▶ _SHORT EXERCISE_: Answer with one number: how many lines hold "Lohner".
─── DATASET EXCERPTS
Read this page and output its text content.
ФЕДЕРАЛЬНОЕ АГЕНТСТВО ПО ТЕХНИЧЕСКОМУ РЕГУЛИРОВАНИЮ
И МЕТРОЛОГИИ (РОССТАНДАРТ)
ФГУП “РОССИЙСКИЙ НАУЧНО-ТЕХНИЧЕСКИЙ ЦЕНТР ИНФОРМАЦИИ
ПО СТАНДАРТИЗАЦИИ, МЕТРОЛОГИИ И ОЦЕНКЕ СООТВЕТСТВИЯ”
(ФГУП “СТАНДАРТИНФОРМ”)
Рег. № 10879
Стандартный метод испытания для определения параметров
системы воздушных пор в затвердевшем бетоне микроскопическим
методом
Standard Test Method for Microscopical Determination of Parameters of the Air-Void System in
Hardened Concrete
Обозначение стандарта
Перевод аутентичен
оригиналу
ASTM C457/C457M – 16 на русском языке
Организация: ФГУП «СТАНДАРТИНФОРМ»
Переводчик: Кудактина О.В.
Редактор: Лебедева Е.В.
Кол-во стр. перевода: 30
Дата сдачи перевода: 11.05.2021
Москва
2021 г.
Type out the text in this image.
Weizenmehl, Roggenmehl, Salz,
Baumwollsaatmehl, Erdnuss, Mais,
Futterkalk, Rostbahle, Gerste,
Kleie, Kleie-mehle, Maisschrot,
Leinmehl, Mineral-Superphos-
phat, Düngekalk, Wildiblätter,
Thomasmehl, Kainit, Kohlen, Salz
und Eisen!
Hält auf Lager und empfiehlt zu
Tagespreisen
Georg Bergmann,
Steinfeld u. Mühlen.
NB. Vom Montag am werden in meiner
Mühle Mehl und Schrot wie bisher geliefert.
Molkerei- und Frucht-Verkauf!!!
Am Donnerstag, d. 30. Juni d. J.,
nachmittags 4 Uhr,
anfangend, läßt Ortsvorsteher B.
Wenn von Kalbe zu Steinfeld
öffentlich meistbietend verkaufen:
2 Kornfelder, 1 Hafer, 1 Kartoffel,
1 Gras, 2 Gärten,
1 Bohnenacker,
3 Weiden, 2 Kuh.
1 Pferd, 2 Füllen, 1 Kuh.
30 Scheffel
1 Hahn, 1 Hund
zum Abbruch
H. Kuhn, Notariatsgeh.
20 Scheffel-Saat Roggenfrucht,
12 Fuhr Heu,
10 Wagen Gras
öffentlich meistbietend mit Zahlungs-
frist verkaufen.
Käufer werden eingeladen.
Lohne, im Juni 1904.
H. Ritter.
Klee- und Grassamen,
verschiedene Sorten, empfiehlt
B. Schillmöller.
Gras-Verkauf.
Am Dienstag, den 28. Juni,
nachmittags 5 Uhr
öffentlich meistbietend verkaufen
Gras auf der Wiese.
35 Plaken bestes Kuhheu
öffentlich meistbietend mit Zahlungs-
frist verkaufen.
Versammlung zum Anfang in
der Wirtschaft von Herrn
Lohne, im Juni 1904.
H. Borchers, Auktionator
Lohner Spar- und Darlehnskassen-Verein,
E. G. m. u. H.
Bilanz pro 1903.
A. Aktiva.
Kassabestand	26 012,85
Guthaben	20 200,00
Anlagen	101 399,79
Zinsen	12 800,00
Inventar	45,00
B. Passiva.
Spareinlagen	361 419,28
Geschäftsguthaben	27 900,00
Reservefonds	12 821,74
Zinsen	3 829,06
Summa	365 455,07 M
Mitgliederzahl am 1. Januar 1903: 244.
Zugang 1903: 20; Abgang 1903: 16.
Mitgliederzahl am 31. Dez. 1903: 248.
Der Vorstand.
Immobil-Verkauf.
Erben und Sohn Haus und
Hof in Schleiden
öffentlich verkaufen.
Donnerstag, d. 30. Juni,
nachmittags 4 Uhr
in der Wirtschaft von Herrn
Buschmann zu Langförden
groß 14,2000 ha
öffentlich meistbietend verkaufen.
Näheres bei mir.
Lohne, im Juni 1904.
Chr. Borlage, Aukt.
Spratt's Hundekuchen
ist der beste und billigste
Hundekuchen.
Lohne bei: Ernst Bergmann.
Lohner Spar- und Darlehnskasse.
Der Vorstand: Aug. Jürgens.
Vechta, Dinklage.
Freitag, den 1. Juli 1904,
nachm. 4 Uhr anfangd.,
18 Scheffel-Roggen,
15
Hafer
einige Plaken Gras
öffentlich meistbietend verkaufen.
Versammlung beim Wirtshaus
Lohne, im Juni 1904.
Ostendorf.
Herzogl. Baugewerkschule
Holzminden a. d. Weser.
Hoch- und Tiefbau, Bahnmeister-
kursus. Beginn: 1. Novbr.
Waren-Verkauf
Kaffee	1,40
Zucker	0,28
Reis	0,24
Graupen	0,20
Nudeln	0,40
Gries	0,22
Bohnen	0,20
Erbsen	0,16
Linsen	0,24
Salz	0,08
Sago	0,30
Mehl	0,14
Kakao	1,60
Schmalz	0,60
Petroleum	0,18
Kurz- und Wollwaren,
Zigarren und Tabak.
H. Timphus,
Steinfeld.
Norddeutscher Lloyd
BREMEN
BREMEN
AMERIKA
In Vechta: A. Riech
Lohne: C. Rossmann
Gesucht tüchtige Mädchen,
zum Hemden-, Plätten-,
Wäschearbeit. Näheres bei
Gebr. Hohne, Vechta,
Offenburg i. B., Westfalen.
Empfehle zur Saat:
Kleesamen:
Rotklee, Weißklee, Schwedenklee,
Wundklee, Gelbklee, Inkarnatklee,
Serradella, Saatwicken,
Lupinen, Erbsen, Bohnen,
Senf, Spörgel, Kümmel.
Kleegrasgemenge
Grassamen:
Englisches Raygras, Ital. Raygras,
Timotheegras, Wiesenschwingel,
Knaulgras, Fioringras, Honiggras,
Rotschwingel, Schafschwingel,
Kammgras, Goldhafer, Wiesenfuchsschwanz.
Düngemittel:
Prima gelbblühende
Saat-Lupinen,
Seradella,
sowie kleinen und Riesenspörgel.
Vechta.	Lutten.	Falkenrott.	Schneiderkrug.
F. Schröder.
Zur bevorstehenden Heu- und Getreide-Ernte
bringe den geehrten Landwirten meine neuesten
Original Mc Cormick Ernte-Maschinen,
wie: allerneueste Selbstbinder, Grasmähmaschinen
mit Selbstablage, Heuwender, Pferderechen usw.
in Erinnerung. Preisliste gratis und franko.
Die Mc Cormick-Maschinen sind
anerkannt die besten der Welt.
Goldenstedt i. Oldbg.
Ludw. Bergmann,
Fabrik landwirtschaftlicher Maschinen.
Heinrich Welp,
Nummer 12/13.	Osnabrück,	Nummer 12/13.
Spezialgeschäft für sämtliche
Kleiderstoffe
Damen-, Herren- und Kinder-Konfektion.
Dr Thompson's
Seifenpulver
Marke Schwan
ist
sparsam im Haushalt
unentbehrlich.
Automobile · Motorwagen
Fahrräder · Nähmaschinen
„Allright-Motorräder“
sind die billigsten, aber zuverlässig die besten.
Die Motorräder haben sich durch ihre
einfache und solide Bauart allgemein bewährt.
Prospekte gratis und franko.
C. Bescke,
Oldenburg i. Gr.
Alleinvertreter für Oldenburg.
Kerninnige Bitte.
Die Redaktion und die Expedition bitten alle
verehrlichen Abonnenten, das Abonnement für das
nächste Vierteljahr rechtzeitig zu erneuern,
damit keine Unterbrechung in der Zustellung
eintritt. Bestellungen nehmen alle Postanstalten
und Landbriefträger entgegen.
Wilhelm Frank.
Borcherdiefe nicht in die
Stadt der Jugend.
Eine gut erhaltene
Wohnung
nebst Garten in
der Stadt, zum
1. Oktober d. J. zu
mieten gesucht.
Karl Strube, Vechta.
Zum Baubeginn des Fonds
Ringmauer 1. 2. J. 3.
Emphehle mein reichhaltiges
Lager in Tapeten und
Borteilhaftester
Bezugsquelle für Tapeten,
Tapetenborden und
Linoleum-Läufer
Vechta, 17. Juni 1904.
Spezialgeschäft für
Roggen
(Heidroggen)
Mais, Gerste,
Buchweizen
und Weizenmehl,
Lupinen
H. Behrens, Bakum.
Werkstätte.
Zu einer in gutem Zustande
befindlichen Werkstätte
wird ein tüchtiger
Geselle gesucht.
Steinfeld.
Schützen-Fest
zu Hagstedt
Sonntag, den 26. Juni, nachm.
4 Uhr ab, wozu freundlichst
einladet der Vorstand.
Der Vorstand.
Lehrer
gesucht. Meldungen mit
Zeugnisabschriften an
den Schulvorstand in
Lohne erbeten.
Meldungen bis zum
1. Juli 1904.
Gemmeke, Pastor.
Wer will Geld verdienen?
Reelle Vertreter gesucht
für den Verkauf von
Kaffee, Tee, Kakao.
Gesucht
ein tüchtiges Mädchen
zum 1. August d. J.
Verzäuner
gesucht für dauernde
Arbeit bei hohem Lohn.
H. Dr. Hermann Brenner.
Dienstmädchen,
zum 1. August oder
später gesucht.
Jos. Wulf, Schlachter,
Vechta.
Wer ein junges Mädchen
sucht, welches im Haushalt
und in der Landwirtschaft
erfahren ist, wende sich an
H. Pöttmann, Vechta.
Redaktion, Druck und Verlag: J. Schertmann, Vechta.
──────
▶ _IN RESPONSE_: 2